EXTRACT TO READ:
%%

SNAP snafu

 Middleincomepoverty often mentions food and food insecurity. Lack of nutritious food causes anxiety and reduces the ability to move out of poverty. Here is a story from awhile ago: 

Outside the community services building, I bumped into my friend Rachel. I  stared at the ground, hoping  she wouldn’t see my red puffed eyes and wet cheeks.

“Oh Theresa, you look horrible. Here, take this tissue. What is the matter?”.

“I am here to get help. I went grocery shopping, and my EBT card failed.”

“So tell me what happened” Rachel was sincerely concerned.

“I was too embarrassed to tell the cashier I had no other money. And I could not be humilated in front of the other people in line. Just minutes before I had a casual chat with the lady behind me about what I use coconut oil for.”

Rachel laughed, “ I bet she said, “Oh, its so expensive” and meanwhile, she had several cake mixes in her cart, right? Probably spending the same amount of money and who would be baking the healthier cake?” Rachel and I have an ongoing conversation about people’s ignorance of healthy eating. 

“Yeah, I told her I am allergic to dairy so it works great in baking. And then I thought, am I allowed to bake for Christmas, celebrate the holiday with my family? Or is that a misuse of government funds? Are government funds only so I can stay alive?”

Rachel, who is a social worker, playfully butted my shoulder,

“Of course you are allowed to buy baking goods with food stamps. You aren’t a troll.”

I blew my nose, grateful she took time to listen, “Well, gotta go inside and see if I can get this straightened out.” 

 “I’m sure it will all work out. Don’t forget that you can get food at the food pantry, you know.”

%%

RECORDED INFORMATION:
%%

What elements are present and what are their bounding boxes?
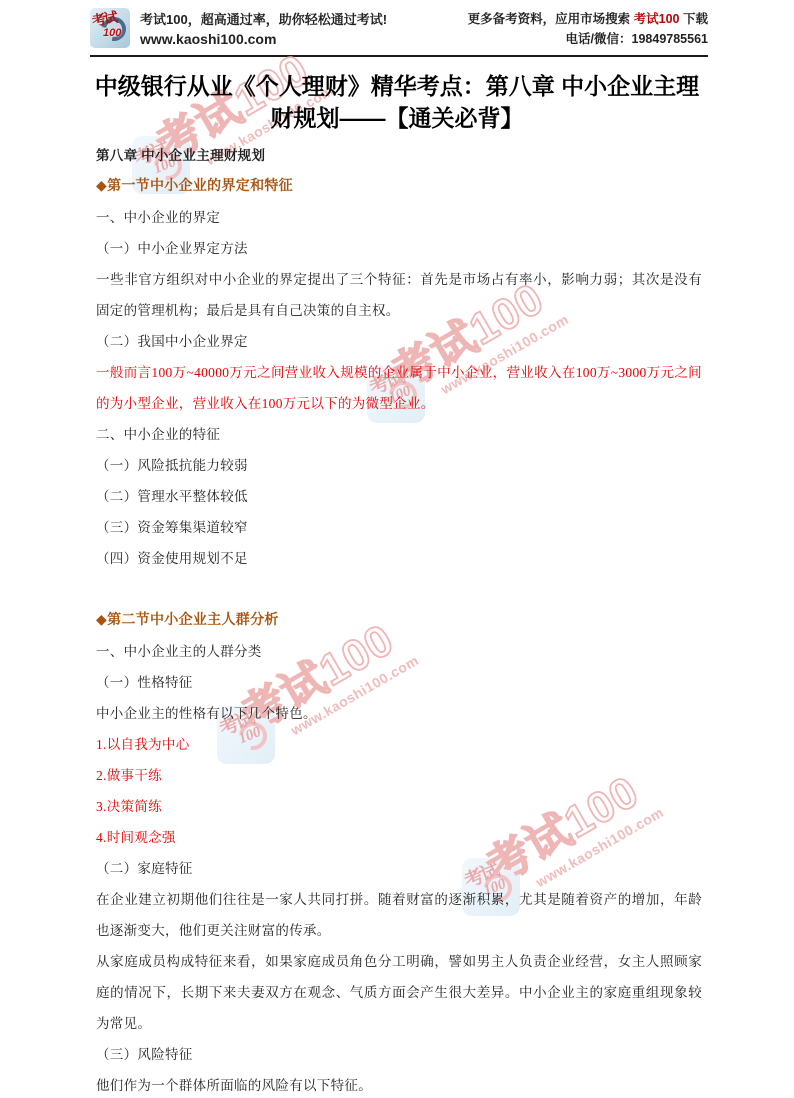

%%

GIVEN PROBLEM 1: Translate into Spanish this sentence from the SNAP snafu story: "Lack of nutritious food causes anxiety and reduces the ability to move out of poverty."
GIVEN PROBLEM 2: In the SNAP snafu story, list every question Theresa asks in the paragraph that begins "Yeah, I told her I am allergic to dairy."
GIVEN PROBLEM 3: Carry on the SNAP snafu story from its last sentence.

EXERCISE ANSWER 1: La falta de alimentos nutritivos causa ansiedad y reduce la capacidad de salir de la pobreza.

EXERCISE ANSWER 2:
- Am I allowed to bake for Christmas, celebrate the holiday with my family?
- Or is that a misuse of government funds?
- Are government funds only so I can stay alive?

EXERCISE ANSWER 3:
“Yup”, I replied, then mutter under my breath, “corn syrup sweetened canned fruit, white wheat flour, butter - all make me sick. Maybe I should tell my children no Christmas cake this year.” 

I slumped into a chair in the social worker’s office and burst out, “I just bought groceries with my credit card”.  I held my breath and somehow managed not to burst into tears.

“Oh Theresa, what happened?” she said while reaching for a box of tissue.

I described swiping the EBT card, punching in my ID, watching the cash register screen type in - NO FUNDS AVAILABLE.

“Let’s try that again,” the cashier says, “The machine’s been acting up all day.”

Frustrated, I drag the card through again. NO FUNDS AVAILABLE flashed across the screen.

My heart sank.

The cashier stared at me. I looked away while slipping the EBT card back into my wallet, and fumbled with the other cards inside. My mind raced. Do I use the last $70 on the debit card, or  the interest bearing credit card? I could just admit that I have no cash. Do I really need to buy these groceries?  I scanned the pile at the end of the conveyor belt - two boxes of greens, dozen eggs, almond milk, scotch tape, bananas, coconut oil, raspberries - and I can’t see what’s already in the grocery bag. I try really hard to swallow my pride, but the bile is so thick, I give up. I  swipe the credit card and hope the mounting explosion of anger for not being able to find a job can stay stuffed down, again. 

Sale authorized, blinks the machine. Yeah, and let’s add 10% interest to that, I think with disgust.

An audible sigh shutters out of me. I stare out the window and wish I could be anywhere but in a social worker’s office.

“Let’s call DHHS (department of health and human services) together” says Sue as she types  the number into her phone. Her kindness and prompt call to action cause my composure to melt  - tears, snot, shaky shoulders, a mumbled thank you, utter embarrassment, humiliation and gratitude mashed together into a sticky mess.

After being on hold for 40 minutes, the first DHHS clerk claimed I didn’t fill out my annual review and would need to report to the Portland office to fill one out. I told him I never received an annual review in the mail. Sue asked if we could speak to a supervisor. 

After another 10 minutes, a woman answered the phone, and politely asked us if she could put us on hold. It was painful to say yes.  Not only did we have to be tortured with Muzak, there was always the possibility of being disconnected. And that would mean we would have to be on hold for another half hour.

Finally, a voice pops onto the phone, “Here it is, I found your account”, the supervisor sounded pleased.

 “Looks like when someone was trying to process your account, they duplicated it by mistake. That is why you never received your annual review.”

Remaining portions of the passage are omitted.